- _Task instructions_
Take each line from the entries that holds "Balance" and copy it out.

[Records drawn from a dataset]

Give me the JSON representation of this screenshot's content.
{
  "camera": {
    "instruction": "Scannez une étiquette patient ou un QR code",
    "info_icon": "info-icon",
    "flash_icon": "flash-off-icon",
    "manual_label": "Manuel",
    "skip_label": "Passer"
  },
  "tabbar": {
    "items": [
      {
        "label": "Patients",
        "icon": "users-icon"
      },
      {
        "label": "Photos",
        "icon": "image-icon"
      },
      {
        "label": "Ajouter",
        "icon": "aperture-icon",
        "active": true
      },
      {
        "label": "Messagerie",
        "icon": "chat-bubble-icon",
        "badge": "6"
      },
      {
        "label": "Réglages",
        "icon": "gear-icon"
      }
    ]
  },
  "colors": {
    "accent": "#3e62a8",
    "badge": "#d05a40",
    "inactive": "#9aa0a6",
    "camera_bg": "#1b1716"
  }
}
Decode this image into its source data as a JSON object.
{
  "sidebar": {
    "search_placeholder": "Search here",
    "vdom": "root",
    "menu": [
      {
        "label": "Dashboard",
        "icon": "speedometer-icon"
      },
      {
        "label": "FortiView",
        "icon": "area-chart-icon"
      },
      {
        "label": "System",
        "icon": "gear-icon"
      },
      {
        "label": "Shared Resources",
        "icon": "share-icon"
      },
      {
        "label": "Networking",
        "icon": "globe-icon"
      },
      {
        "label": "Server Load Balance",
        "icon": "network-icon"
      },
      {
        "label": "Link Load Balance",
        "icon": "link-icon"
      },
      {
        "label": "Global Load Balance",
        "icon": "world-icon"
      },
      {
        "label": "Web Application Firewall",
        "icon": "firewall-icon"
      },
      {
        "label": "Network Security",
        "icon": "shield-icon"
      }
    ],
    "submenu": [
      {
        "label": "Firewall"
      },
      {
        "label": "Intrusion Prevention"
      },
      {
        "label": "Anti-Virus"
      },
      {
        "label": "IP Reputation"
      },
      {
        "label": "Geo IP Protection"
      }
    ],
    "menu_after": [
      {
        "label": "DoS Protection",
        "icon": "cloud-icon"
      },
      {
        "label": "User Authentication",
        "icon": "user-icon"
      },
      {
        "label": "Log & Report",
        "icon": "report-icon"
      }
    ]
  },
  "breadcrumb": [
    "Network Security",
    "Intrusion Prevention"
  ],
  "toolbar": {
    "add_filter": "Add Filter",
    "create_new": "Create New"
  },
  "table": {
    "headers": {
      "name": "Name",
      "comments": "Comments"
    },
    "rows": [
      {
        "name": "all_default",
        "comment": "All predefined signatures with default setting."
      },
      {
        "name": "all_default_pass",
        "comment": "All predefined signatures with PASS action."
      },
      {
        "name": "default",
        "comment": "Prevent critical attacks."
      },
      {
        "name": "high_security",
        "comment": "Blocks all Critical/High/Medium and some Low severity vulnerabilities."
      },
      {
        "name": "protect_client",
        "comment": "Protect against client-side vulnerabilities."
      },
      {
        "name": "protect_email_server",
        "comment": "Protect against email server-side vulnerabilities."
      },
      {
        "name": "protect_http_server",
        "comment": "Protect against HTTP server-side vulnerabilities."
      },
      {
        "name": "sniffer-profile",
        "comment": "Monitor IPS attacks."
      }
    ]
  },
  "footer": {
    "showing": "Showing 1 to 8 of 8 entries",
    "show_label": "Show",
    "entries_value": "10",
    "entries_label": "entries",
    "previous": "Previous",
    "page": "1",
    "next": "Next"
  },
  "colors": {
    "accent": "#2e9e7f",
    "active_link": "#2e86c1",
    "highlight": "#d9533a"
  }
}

- _Response area_
        "label": "Server Load Balance",
        "label": "Link Load Balance",
        "label": "Global Load Balance",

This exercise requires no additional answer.